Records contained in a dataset
▬▬▬
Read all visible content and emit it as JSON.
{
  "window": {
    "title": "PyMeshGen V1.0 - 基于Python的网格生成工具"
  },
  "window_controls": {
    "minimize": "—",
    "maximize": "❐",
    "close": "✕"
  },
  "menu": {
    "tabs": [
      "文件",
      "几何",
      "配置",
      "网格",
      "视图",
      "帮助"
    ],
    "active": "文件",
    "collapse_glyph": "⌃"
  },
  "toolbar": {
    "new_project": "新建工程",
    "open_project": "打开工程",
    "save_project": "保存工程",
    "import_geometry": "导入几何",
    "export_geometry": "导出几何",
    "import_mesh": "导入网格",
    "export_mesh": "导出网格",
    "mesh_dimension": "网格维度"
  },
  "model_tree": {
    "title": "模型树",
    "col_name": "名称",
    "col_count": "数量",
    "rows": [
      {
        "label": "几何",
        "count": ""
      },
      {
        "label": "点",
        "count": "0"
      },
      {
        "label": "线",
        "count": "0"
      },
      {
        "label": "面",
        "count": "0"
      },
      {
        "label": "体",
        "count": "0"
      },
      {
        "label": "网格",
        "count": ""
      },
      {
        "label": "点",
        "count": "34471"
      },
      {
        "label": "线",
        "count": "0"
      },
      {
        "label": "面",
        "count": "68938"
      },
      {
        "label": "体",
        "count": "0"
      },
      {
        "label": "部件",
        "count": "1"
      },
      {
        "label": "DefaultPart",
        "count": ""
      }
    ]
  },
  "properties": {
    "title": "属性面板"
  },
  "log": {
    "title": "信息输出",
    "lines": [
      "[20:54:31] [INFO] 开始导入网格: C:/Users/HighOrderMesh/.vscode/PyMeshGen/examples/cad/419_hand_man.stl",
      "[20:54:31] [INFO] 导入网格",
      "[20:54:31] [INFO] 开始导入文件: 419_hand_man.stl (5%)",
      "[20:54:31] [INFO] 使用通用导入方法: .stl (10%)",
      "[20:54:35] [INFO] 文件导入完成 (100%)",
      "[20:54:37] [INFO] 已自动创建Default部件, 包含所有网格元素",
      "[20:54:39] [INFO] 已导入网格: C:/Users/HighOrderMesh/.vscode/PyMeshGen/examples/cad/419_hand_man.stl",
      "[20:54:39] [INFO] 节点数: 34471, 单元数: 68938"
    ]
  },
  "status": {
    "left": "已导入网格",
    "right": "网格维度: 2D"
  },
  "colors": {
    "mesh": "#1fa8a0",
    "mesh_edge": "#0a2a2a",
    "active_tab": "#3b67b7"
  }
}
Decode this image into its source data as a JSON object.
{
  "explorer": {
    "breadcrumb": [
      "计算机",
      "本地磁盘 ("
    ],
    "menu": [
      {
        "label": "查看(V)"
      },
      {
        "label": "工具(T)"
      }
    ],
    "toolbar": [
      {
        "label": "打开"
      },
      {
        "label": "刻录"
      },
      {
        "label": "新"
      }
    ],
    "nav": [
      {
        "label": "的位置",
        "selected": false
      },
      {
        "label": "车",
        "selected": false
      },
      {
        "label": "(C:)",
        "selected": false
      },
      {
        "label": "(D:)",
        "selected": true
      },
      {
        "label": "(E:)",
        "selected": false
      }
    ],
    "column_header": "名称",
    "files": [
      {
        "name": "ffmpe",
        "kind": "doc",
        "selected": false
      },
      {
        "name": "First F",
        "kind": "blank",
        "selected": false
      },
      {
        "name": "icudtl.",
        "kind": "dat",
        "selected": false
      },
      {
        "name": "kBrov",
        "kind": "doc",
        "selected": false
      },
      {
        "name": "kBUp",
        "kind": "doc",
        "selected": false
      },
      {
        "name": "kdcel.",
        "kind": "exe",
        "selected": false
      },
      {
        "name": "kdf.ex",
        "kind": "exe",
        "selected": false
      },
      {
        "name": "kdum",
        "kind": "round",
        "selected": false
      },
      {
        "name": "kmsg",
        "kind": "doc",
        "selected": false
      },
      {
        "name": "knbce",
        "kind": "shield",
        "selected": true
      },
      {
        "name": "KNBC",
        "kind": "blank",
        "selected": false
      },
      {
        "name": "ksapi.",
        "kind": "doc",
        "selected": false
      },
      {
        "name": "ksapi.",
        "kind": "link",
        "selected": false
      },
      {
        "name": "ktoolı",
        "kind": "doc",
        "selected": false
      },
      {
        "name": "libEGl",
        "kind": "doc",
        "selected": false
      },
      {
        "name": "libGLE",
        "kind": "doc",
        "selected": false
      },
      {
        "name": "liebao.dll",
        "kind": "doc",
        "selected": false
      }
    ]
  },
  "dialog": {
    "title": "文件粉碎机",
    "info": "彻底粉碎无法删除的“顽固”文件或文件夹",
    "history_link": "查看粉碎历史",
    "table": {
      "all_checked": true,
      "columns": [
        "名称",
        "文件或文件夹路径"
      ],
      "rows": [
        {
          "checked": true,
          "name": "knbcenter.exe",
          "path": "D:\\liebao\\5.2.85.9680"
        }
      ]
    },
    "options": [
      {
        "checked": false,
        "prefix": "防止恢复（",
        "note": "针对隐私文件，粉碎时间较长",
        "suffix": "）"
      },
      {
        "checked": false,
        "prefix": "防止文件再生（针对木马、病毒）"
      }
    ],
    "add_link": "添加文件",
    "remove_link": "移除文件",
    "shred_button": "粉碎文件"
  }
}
▬▬▬
Exactly as written above, please repeat the entries.

▶ **EXERCISE ANSWER**:
Read all visible content and emit it as JSON.
{
  "window": {
    "title": "PyMeshGen V1.0 - 基于Python的网格生成工具"
  },
  "window_controls": {
    "minimize": "—",
    "maximize": "❐",
    "close": "✕"
  },
  "menu": {
    "tabs": [
      "文件",
      "几何",
      "配置",
      "网格",
      "视图",
      "帮助"
    ],
    "active": "文件",
    "collapse_glyph": "⌃"
  },
  "toolbar": {
    "new_project": "新建工程",
    "open_project": "打开工程",
    "save_project": "保存工程",
    "import_geometry": "导入几何",
    "export_geometry": "导出几何",
    "import_mesh": "导入网格",
    "export_mesh": "导出网格",
    "mesh_dimension": "网格维度"
  },
  "model_tree": {
    "title": "模型树",
    "col_name": "名称",
    "col_count": "数量",
    "rows": [
      {
        "label": "几何",
        "count": ""
      },
      {
        "label": "点",
        "count": "0"
      },
      {
        "label": "线",
        "count": "0"
      },
      {
        "label": "面",
        "count": "0"
      },
      {
        "label": "体",
        "count": "0"
      },
      {
        "label": "网格",
        "count": ""
      },
      {
        "label": "点",
        "count": "34471"
      },
      {
        "label": "线",
        "count": "0"
      },
      {
        "label": "面",
        "count": "68938"
      },
      {
        "label": "体",
        "count": "0"
      },
      {
        "label": "部件",
        "count": "1"
      },
      {
        "label": "DefaultPart",
        "count": ""
      }
    ]
  },
  "properties": {
    "title": "属性面板"
  },
  "log": {
    "title": "信息输出",
    "lines": [
      "[20:54:31] [INFO] 开始导入网格: C:/Users/HighOrderMesh/.vscode/PyMeshGen/examples/cad/419_hand_man.stl",
      "[20:54:31] [INFO] 导入网格",
      "[20:54:31] [INFO] 开始导入文件: 419_hand_man.stl (5%)",
      "[20:54:31] [INFO] 使用通用导入方法: .stl (10%)",
      "[20:54:35] [INFO] 文件导入完成 (100%)",
      "[20:54:37] [INFO] 已自动创建Default部件, 包含所有网格元素",
      "[20:54:39] [INFO] 已导入网格: C:/Users/HighOrderMesh/.vscode/PyMeshGen/examples/cad/419_hand_man.stl",
      "[20:54:39] [INFO] 节点数: 34471, 单元数: 68938"
    ]
  },
  "status": {
    "left": "已导入网格",
    "right": "网格维度: 2D"
  },
  "colors": {
    "mesh": "#1fa8a0",
    "mesh_edge": "#0a2a2a",
    "active_tab": "#3b67b7"
  }
}
Decode this image into its source data as a JSON object.
{
  "explorer": {
    "breadcrumb": [
      "计算机",
      "本地磁盘 ("
    ],
    "menu": [
      {
        "label": "查看(V)"
      },
      {
        "label": "工具(T)"
      }
    ],
    "toolbar": [
      {
        "label": "打开"
      },
      {
        "label": "刻录"
      },
      {
        "label": "新"
      }
    ],
    "nav": [
      {
        "label": "的位置",
        "selected": false
      },
      {
        "label": "车",
        "selected": false
      },
      {
        "label": "(C:)",
        "selected": false
      },
      {
        "label": "(D:)",
        "selected": true
      },
      {
        "label": "(E:)",
        "selected": false
      }
    ],
    "column_header": "名称",
    "files": [
      {
        "name": "ffmpe",
        "kind": "doc",
        "selected": false
      },
      {
        "name": "First F",
        "kind": "blank",
        "selected": false
      },
      {
        "name": "icudtl.",
        "kind": "dat",
        "selected": false
      },
      {
        "name": "kBrov",
        "kind": "doc",
        "selected": false
      },
      {
        "name": "kBUp",
        "kind": "doc",
        "selected": false
      },
      {
        "name": "kdcel.",
        "kind": "exe",
        "selected": false
      },
      {
        "name": "kdf.ex",
        "kind": "exe",
        "selected": false
      },
      {
        "name": "kdum",
        "kind": "round",
        "selected": false
      },
      {
        "name": "kmsg",
        "kind": "doc",
        "selected": false
      },
      {
        "name": "knbce",
        "kind": "shield",
        "selected": true
      },
      {
        "name": "KNBC",
        "kind": "blank",
        "selected": false
      },
      {
        "name": "ksapi.",
        "kind": "doc",
        "selected": false
      },
      {
        "name": "ksapi.",
        "kind": "link",
        "selected": false
      },
      {
        "name": "ktoolı",
        "kind": "doc",
        "selected": false
      },
      {
        "name": "libEGl",
        "kind": "doc",
        "selected": false
      },
      {
        "name": "libGLE",
        "kind": "doc",
        "selected": false
      },
      {
        "name": "liebao.dll",
        "kind": "doc",
        "selected": false
      }
    ]
  },
  "dialog": {
    "title": "文件粉碎机",
    "info": "彻底粉碎无法删除的“顽固”文件或文件夹",
    "history_link": "查看粉碎历史",
    "table": {
      "all_checked": true,
      "columns": [
        "名称",
        "文件或文件夹路径"
      ],
      "rows": [
        {
          "checked": true,
          "name": "knbcenter.exe",
          "path": "D:\\liebao\\5.2.85.9680"
        }
      ]
    },
    "options": [
      {
        "checked": false,
        "prefix": "防止恢复（",
        "note": "针对隐私文件，粉碎时间较长",
        "suffix": "）"
      },
      {
        "checked": false,
        "prefix": "防止文件再生（针对木马、病毒）"
      }
    ],
    "add_link": "添加文件",
    "remove_link": "移除文件",
    "shred_button": "粉碎文件"
  }
}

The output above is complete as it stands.